Stored items from a collection
□ □ □ □ □ □ □

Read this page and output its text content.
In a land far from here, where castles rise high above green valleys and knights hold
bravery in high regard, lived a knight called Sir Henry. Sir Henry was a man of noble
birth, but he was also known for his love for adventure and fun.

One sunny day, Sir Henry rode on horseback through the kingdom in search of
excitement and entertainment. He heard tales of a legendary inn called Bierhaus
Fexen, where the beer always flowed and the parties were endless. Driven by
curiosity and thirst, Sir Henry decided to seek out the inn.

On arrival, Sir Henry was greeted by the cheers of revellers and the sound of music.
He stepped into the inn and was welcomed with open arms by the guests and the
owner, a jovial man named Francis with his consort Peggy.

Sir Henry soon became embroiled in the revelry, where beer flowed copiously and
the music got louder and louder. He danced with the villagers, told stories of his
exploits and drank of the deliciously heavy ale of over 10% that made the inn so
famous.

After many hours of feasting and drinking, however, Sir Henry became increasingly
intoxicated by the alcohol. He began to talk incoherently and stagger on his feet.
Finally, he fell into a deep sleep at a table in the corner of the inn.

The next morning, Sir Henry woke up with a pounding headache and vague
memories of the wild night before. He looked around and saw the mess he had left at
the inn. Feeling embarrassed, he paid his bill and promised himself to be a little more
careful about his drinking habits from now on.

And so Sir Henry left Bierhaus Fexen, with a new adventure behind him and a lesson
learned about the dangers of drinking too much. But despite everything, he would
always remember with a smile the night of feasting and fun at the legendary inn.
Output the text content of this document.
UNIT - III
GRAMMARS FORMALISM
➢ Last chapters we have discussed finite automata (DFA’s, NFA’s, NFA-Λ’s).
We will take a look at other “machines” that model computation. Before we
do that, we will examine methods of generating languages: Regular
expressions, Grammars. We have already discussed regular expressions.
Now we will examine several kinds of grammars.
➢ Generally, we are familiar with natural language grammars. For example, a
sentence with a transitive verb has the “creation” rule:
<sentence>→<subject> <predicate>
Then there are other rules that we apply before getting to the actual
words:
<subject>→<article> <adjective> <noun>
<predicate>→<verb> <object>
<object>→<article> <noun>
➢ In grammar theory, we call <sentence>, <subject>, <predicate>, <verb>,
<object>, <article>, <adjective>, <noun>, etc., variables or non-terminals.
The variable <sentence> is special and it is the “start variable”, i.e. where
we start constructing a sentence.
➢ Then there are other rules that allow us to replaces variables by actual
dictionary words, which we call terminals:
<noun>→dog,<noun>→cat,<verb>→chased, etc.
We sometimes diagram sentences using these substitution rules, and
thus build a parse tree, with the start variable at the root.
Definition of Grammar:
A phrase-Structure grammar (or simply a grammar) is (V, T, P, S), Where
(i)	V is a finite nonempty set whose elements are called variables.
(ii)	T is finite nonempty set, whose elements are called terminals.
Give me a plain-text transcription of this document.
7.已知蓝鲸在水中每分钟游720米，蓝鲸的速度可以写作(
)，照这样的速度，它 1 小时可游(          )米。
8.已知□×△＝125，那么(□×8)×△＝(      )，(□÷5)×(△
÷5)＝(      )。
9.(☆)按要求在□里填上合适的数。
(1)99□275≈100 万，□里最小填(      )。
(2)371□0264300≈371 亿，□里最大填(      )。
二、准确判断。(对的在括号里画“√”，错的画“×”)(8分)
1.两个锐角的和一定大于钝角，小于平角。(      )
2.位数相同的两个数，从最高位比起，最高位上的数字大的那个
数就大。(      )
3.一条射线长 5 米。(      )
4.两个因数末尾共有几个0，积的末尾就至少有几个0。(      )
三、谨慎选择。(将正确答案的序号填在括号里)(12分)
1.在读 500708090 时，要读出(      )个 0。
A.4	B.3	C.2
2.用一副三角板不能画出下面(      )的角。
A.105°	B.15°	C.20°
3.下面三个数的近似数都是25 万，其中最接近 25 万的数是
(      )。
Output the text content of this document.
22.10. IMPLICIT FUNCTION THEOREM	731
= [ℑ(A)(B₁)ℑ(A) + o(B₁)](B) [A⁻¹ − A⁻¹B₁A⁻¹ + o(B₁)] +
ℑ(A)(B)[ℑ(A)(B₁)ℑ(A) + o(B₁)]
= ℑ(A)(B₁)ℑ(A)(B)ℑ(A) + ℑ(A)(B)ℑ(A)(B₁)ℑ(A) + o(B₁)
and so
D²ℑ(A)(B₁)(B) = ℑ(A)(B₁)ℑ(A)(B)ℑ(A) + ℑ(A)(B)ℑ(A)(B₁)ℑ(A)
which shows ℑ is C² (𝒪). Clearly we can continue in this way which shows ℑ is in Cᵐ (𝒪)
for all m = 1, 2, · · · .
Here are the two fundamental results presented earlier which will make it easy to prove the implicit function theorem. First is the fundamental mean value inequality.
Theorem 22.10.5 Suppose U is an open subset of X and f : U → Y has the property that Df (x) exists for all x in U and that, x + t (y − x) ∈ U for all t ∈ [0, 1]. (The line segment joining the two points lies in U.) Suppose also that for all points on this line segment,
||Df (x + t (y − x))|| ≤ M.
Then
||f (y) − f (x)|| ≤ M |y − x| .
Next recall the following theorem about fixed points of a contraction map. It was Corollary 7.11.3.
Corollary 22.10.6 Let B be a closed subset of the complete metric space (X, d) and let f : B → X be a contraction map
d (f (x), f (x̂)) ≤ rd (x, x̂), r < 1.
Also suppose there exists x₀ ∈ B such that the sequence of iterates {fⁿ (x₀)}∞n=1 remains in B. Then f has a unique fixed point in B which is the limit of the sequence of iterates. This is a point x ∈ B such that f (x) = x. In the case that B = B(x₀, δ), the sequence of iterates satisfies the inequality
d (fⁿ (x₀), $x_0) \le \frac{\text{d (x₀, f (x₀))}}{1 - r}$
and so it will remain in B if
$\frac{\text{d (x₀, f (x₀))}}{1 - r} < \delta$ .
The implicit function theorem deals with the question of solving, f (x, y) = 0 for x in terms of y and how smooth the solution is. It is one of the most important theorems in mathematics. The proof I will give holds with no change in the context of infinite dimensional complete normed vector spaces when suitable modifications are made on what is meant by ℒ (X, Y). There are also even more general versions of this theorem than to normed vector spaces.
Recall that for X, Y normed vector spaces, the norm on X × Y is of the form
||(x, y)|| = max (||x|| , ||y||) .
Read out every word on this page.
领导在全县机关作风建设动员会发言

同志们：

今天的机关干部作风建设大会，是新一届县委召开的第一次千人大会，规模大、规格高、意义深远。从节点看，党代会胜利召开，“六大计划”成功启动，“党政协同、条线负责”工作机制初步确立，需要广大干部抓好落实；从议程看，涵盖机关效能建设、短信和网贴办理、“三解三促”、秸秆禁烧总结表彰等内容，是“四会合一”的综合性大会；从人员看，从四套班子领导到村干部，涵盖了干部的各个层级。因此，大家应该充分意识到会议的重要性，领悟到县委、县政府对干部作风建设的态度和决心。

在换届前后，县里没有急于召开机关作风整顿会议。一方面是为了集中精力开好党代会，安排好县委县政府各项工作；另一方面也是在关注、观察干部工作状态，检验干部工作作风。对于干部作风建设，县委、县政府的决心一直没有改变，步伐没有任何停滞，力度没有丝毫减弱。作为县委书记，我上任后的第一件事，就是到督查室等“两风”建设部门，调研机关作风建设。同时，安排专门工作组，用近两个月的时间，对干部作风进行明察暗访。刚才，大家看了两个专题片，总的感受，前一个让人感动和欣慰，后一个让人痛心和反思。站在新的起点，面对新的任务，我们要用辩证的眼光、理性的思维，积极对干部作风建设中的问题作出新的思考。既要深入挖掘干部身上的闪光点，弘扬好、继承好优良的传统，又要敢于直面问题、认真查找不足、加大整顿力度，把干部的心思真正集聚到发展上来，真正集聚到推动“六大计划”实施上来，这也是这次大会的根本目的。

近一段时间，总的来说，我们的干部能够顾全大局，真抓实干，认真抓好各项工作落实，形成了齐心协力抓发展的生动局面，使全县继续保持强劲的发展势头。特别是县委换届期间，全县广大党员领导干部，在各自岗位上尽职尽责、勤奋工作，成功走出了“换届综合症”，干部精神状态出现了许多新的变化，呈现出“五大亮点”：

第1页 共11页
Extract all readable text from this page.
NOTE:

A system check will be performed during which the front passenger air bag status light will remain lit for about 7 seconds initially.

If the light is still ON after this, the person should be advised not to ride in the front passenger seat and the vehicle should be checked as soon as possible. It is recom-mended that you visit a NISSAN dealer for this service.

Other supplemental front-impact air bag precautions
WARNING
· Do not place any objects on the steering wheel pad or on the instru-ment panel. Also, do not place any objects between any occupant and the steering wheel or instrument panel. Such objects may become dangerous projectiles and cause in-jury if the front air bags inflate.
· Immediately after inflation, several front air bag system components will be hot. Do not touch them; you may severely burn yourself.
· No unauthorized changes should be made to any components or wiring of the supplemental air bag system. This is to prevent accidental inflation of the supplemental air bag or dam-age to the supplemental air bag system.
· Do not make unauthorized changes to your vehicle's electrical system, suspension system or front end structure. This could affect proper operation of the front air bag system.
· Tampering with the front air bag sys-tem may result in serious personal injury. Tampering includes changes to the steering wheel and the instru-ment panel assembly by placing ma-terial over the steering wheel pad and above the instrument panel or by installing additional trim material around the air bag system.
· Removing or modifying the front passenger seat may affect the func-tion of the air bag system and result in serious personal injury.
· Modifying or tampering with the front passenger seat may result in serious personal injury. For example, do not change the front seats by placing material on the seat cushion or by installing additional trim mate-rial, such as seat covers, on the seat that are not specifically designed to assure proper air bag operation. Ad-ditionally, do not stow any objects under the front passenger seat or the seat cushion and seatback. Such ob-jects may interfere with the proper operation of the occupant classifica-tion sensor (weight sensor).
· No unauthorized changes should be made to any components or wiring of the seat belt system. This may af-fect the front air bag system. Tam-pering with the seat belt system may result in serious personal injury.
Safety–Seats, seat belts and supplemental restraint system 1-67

□ □ □ □ □ □ □

_Exercise brief_
Scan the records above for the string "words", then report every line that contains it.

_Solution to this task_
words:
dictionary words, which we call terminals:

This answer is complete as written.